● **The request**: Scan the material and copy every line in which "name" appears.

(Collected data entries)
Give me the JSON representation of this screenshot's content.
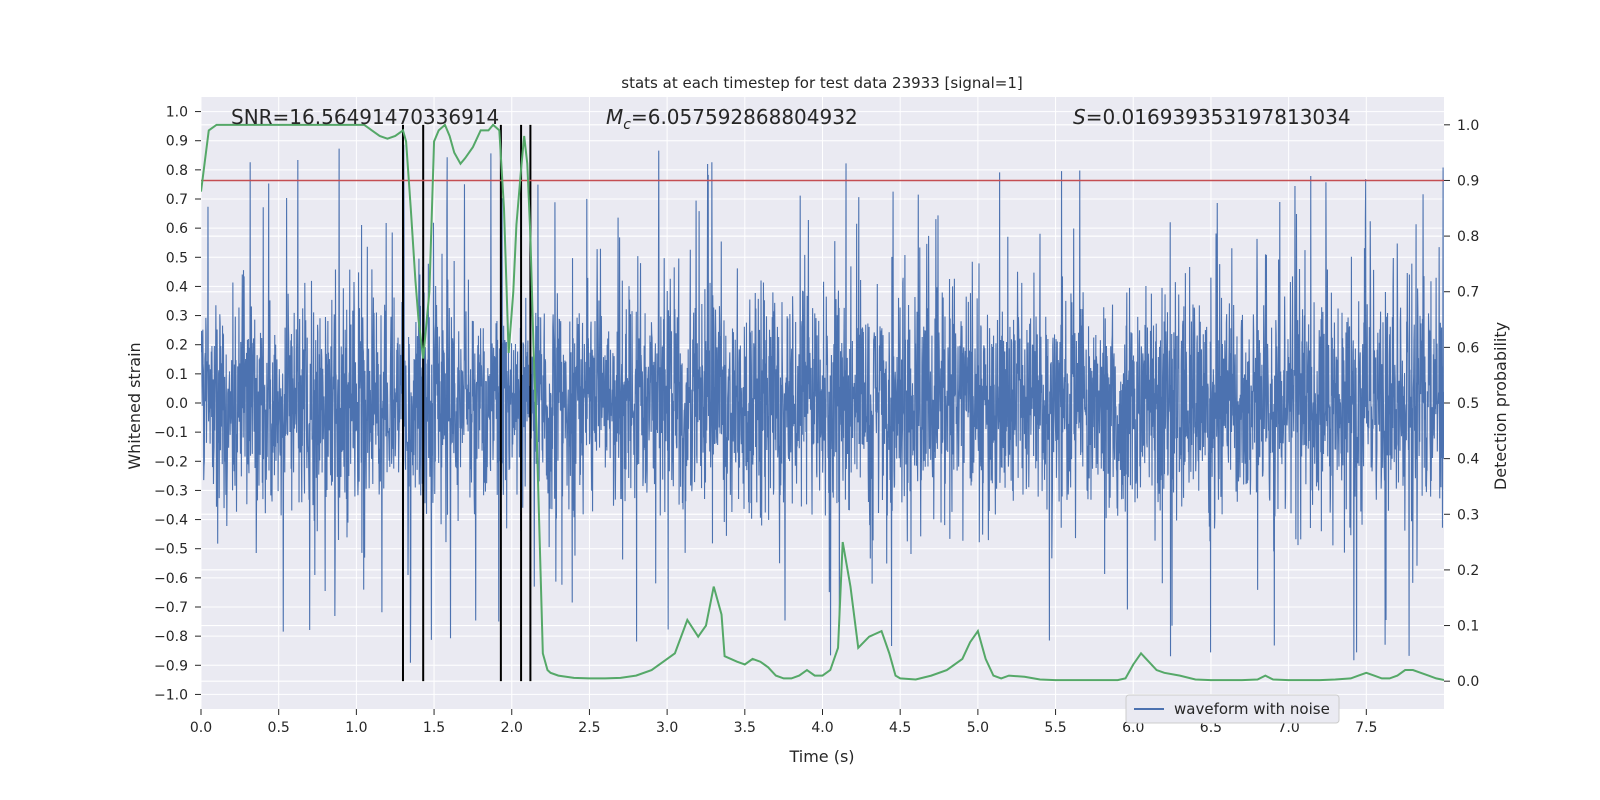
{
  "chart_data": {
    "type": "line",
    "title": "stats at each timestep for test data 23933 [signal=1]",
    "xlabel": "Time (s)",
    "ylabel_left": "Whitened strain",
    "ylabel_right": "Detection probability",
    "xlim": [
      0.0,
      8.0
    ],
    "ylim_left": [
      -1.05,
      1.05
    ],
    "ylim_right": [
      -0.05,
      1.05
    ],
    "x_ticks": [
      "0.0",
      "0.5",
      "1.0",
      "1.5",
      "2.0",
      "2.5",
      "3.0",
      "3.5",
      "4.0",
      "4.5",
      "5.0",
      "5.5",
      "6.0",
      "6.5",
      "7.0",
      "7.5"
    ],
    "x_tick_values": [
      0,
      0.5,
      1,
      1.5,
      2,
      2.5,
      3,
      3.5,
      4,
      4.5,
      5,
      5.5,
      6,
      6.5,
      7,
      7.5
    ],
    "y_left_ticks": [
      "1.0",
      "0.9",
      "0.8",
      "0.7",
      "0.6",
      "0.5",
      "0.4",
      "0.3",
      "0.2",
      "0.1",
      "0.0",
      "−0.1",
      "−0.2",
      "−0.3",
      "−0.4",
      "−0.5",
      "−0.6",
      "−0.7",
      "−0.8",
      "−0.9",
      "−1.0"
    ],
    "y_left_tick_values": [
      1.0,
      0.9,
      0.8,
      0.7,
      0.6,
      0.5,
      0.4,
      0.3,
      0.2,
      0.1,
      0.0,
      -0.1,
      -0.2,
      -0.3,
      -0.4,
      -0.5,
      -0.6,
      -0.7,
      -0.8,
      -0.9,
      -1.0
    ],
    "y_right_ticks": [
      "1.0",
      "0.9",
      "0.8",
      "0.7",
      "0.6",
      "0.5",
      "0.4",
      "0.3",
      "0.2",
      "0.1",
      "0.0"
    ],
    "y_right_tick_values": [
      1.0,
      0.9,
      0.8,
      0.7,
      0.6,
      0.5,
      0.4,
      0.3,
      0.2,
      0.1,
      0.0
    ],
    "annotations": {
      "snr": "SNR=16.56491470336914",
      "mc_symbol": "M",
      "mc_sub": "c",
      "mc_value": "=6.057592868804932",
      "s_symbol": "S",
      "s_value": "=0.016939353197813034"
    },
    "legend": {
      "label": "waveform with noise",
      "placement": "lower-right"
    },
    "threshold": {
      "value": 0.9,
      "axis": "right",
      "color": "#c44e52"
    },
    "event_markers_x": [
      1.3,
      1.43,
      1.93,
      2.06,
      2.12
    ],
    "noise_waveform": {
      "name": "waveform with noise",
      "color": "#4c72b0",
      "samples": 4096,
      "x_range": [
        0.0,
        8.0
      ],
      "typical_amplitude": 0.4,
      "max": 1.0,
      "min": -0.93
    },
    "detection_probability": {
      "name": "detection probability",
      "color": "#55a868",
      "x": [
        0.0,
        0.05,
        0.1,
        0.2,
        0.4,
        0.6,
        0.8,
        1.0,
        1.05,
        1.1,
        1.15,
        1.2,
        1.25,
        1.3,
        1.32,
        1.35,
        1.38,
        1.4,
        1.43,
        1.47,
        1.5,
        1.53,
        1.57,
        1.6,
        1.63,
        1.67,
        1.7,
        1.75,
        1.8,
        1.85,
        1.88,
        1.92,
        1.95,
        1.98,
        2.01,
        2.03,
        2.06,
        2.08,
        2.1,
        2.12,
        2.14,
        2.16,
        2.18,
        2.2,
        2.23,
        2.25,
        2.3,
        2.35,
        2.4,
        2.5,
        2.6,
        2.7,
        2.8,
        2.9,
        3.0,
        3.05,
        3.13,
        3.2,
        3.25,
        3.3,
        3.35,
        3.37,
        3.45,
        3.5,
        3.55,
        3.6,
        3.65,
        3.7,
        3.75,
        3.8,
        3.85,
        3.9,
        3.95,
        4.0,
        4.05,
        4.1,
        4.13,
        4.18,
        4.23,
        4.3,
        4.38,
        4.43,
        4.47,
        4.5,
        4.6,
        4.7,
        4.8,
        4.9,
        4.95,
        5.0,
        5.05,
        5.1,
        5.15,
        5.2,
        5.3,
        5.4,
        5.5,
        5.6,
        5.7,
        5.8,
        5.9,
        5.95,
        6.0,
        6.05,
        6.1,
        6.15,
        6.2,
        6.3,
        6.4,
        6.5,
        6.6,
        6.7,
        6.8,
        6.85,
        6.9,
        7.0,
        7.1,
        7.2,
        7.3,
        7.4,
        7.45,
        7.5,
        7.55,
        7.6,
        7.65,
        7.7,
        7.75,
        7.8,
        7.85,
        7.9,
        7.95,
        8.0
      ],
      "y": [
        0.88,
        0.99,
        1.0,
        1.0,
        1.0,
        1.0,
        1.0,
        1.0,
        1.0,
        0.99,
        0.98,
        0.975,
        0.98,
        0.99,
        0.97,
        0.85,
        0.72,
        0.65,
        0.58,
        0.7,
        0.97,
        0.99,
        1.0,
        0.98,
        0.95,
        0.93,
        0.94,
        0.96,
        0.99,
        0.99,
        1.0,
        0.99,
        0.85,
        0.59,
        0.7,
        0.82,
        0.92,
        0.98,
        0.93,
        0.8,
        0.6,
        0.45,
        0.25,
        0.05,
        0.02,
        0.015,
        0.01,
        0.008,
        0.006,
        0.005,
        0.005,
        0.006,
        0.01,
        0.02,
        0.04,
        0.05,
        0.11,
        0.08,
        0.1,
        0.17,
        0.12,
        0.045,
        0.035,
        0.03,
        0.04,
        0.035,
        0.025,
        0.01,
        0.005,
        0.005,
        0.01,
        0.02,
        0.01,
        0.01,
        0.02,
        0.06,
        0.25,
        0.17,
        0.06,
        0.08,
        0.09,
        0.05,
        0.01,
        0.005,
        0.003,
        0.01,
        0.02,
        0.04,
        0.07,
        0.09,
        0.04,
        0.01,
        0.005,
        0.01,
        0.008,
        0.003,
        0.002,
        0.002,
        0.002,
        0.002,
        0.002,
        0.005,
        0.03,
        0.05,
        0.035,
        0.02,
        0.015,
        0.01,
        0.003,
        0.002,
        0.002,
        0.002,
        0.003,
        0.01,
        0.003,
        0.002,
        0.002,
        0.002,
        0.003,
        0.005,
        0.01,
        0.015,
        0.01,
        0.005,
        0.005,
        0.01,
        0.02,
        0.02,
        0.015,
        0.01,
        0.005,
        0.002
      ]
    }
  }
}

● **Correct answer**:
      "name": "waveform with noise",
      "name": "detection probability",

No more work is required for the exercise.